## Dataset rows

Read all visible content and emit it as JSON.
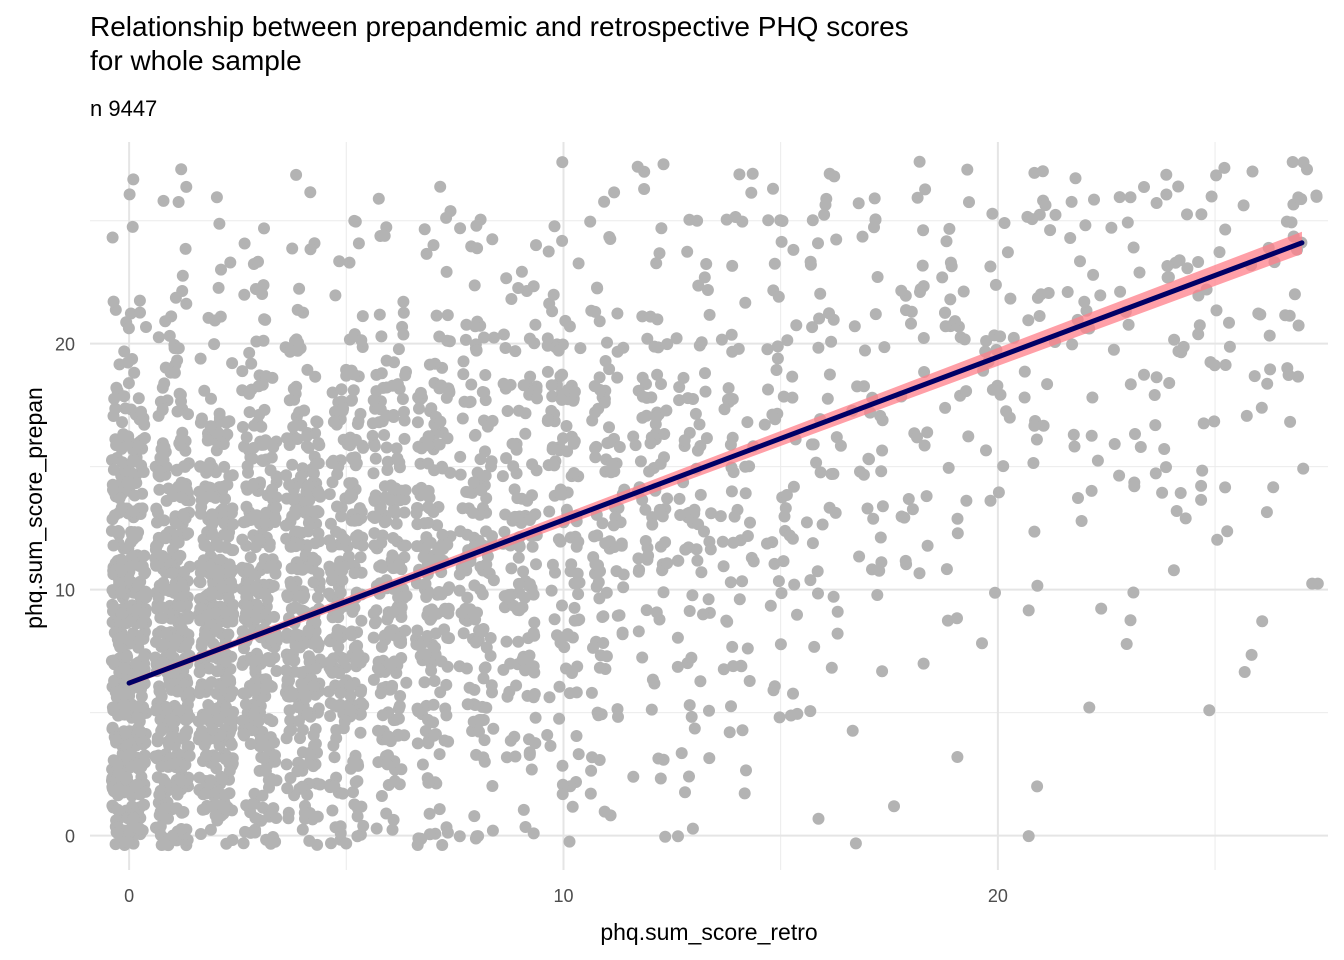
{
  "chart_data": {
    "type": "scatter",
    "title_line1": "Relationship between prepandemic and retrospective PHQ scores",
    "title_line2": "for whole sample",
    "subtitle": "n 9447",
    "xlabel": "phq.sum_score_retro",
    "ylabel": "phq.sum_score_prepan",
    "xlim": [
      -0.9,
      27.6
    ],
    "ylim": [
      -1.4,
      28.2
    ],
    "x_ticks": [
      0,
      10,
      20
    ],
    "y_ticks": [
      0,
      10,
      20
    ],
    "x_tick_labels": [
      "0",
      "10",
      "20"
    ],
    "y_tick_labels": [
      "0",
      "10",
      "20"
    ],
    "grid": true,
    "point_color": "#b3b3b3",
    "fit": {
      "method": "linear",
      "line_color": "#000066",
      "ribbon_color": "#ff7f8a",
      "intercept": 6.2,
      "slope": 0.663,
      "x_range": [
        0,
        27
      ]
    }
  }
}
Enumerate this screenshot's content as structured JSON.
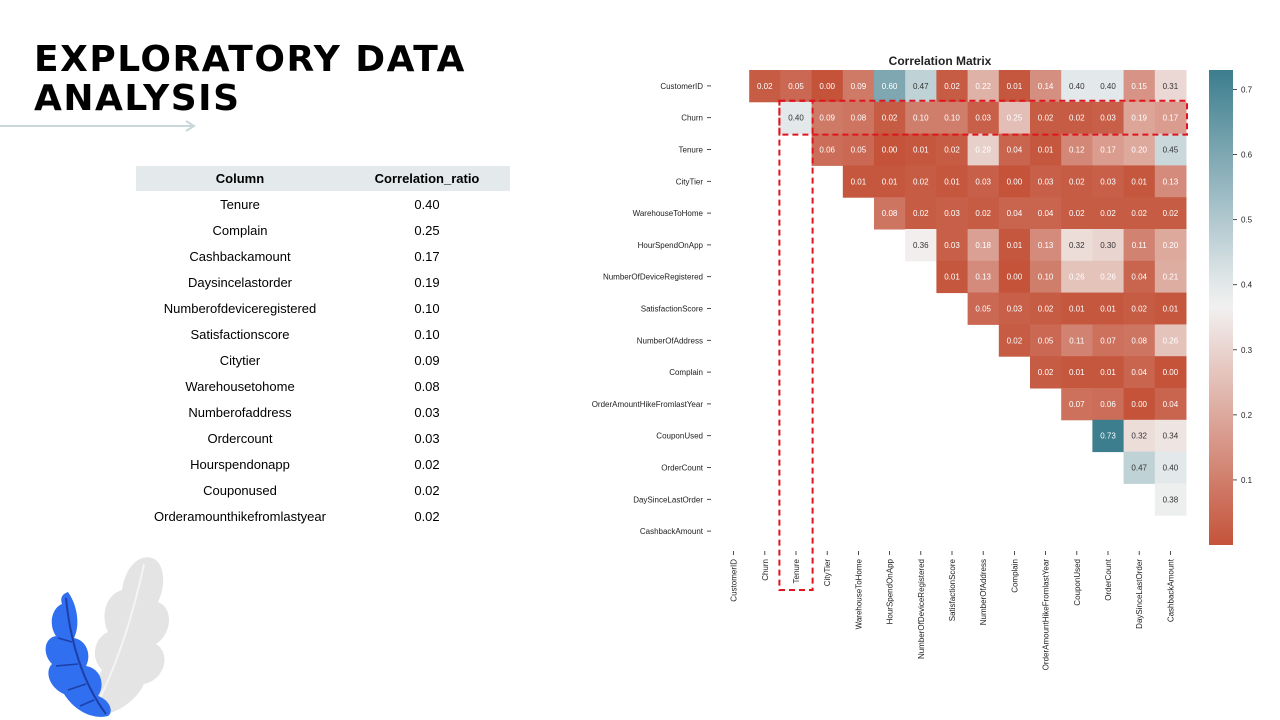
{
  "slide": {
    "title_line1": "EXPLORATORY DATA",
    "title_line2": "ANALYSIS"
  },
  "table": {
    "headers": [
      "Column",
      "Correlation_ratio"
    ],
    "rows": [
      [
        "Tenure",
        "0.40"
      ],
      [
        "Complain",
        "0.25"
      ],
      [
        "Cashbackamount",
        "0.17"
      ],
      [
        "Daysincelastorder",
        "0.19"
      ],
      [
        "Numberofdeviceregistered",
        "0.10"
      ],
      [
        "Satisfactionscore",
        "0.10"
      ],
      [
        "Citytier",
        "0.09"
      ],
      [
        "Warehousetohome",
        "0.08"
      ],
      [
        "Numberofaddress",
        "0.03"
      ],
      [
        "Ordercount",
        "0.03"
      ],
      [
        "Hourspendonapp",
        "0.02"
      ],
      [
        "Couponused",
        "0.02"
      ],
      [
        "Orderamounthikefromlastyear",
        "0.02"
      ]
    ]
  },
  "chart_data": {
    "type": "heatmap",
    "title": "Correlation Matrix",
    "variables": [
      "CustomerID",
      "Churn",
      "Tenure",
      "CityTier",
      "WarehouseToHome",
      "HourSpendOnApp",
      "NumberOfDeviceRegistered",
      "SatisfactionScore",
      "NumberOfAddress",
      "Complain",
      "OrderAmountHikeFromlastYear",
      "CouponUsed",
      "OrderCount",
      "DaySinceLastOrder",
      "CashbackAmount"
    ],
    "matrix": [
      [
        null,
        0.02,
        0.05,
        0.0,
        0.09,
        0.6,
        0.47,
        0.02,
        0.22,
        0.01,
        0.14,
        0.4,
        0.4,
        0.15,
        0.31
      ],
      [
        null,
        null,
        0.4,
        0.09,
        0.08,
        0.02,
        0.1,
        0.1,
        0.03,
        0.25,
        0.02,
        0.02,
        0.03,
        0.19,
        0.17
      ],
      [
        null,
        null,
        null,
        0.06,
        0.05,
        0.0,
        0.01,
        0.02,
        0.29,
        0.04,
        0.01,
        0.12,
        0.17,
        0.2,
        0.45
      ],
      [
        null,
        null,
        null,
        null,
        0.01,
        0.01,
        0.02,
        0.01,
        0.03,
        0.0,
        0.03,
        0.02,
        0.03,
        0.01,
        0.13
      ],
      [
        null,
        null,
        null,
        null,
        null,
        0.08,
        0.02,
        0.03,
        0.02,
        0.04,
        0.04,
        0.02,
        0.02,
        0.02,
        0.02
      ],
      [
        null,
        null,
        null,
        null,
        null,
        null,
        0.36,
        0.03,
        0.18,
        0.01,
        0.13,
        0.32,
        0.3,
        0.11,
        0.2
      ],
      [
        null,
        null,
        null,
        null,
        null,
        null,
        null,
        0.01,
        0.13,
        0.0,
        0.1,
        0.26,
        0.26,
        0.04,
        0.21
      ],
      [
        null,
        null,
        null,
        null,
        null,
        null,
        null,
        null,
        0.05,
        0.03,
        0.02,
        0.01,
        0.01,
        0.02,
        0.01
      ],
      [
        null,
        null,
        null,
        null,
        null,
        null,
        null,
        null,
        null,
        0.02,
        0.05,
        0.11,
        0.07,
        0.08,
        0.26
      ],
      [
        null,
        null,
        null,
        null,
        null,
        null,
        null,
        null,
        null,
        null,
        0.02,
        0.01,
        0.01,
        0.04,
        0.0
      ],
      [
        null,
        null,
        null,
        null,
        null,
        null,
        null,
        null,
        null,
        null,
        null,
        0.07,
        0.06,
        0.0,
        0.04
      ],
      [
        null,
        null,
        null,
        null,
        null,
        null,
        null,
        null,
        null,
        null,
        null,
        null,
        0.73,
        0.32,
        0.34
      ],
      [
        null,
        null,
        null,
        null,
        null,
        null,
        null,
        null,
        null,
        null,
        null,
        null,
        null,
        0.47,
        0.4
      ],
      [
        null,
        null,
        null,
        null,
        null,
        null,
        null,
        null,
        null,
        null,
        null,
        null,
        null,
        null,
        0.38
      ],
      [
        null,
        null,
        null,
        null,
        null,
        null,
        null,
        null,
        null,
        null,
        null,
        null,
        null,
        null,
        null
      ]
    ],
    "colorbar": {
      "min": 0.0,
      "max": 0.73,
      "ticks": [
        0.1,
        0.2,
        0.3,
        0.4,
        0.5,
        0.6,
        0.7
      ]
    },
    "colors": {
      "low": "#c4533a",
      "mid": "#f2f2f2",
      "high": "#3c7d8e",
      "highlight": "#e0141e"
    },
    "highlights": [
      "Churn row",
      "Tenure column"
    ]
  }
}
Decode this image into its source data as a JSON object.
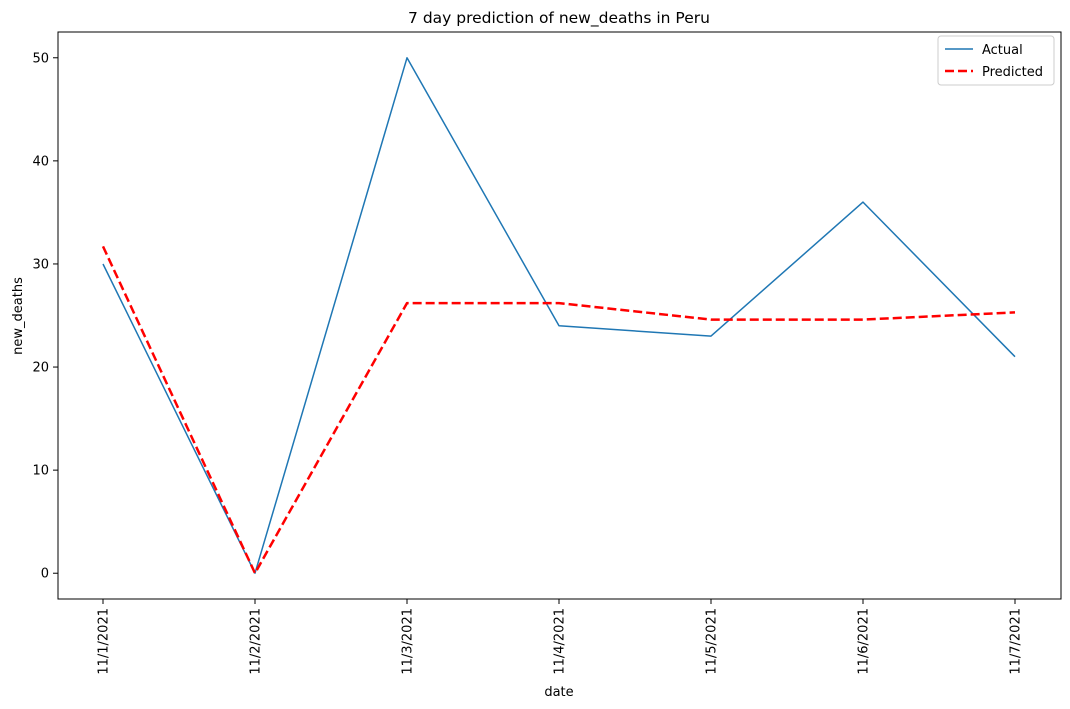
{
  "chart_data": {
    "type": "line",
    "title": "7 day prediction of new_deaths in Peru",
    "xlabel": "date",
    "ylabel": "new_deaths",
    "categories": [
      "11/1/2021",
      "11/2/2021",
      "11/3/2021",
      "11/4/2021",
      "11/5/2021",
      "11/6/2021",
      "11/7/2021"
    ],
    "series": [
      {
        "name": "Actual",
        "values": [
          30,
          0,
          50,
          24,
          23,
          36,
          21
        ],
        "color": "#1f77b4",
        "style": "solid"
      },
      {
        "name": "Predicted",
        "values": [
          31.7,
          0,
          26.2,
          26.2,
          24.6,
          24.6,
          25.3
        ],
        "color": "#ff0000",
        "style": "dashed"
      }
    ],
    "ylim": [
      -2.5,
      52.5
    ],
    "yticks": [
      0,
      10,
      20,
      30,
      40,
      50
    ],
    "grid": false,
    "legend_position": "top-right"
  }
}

## What needs to be done
Each line in the data that holds the string "content" should be found and copied.

## The reply
Read all visible content and emit it as JSON.
Enumerate this screenshot's content as structured JSON.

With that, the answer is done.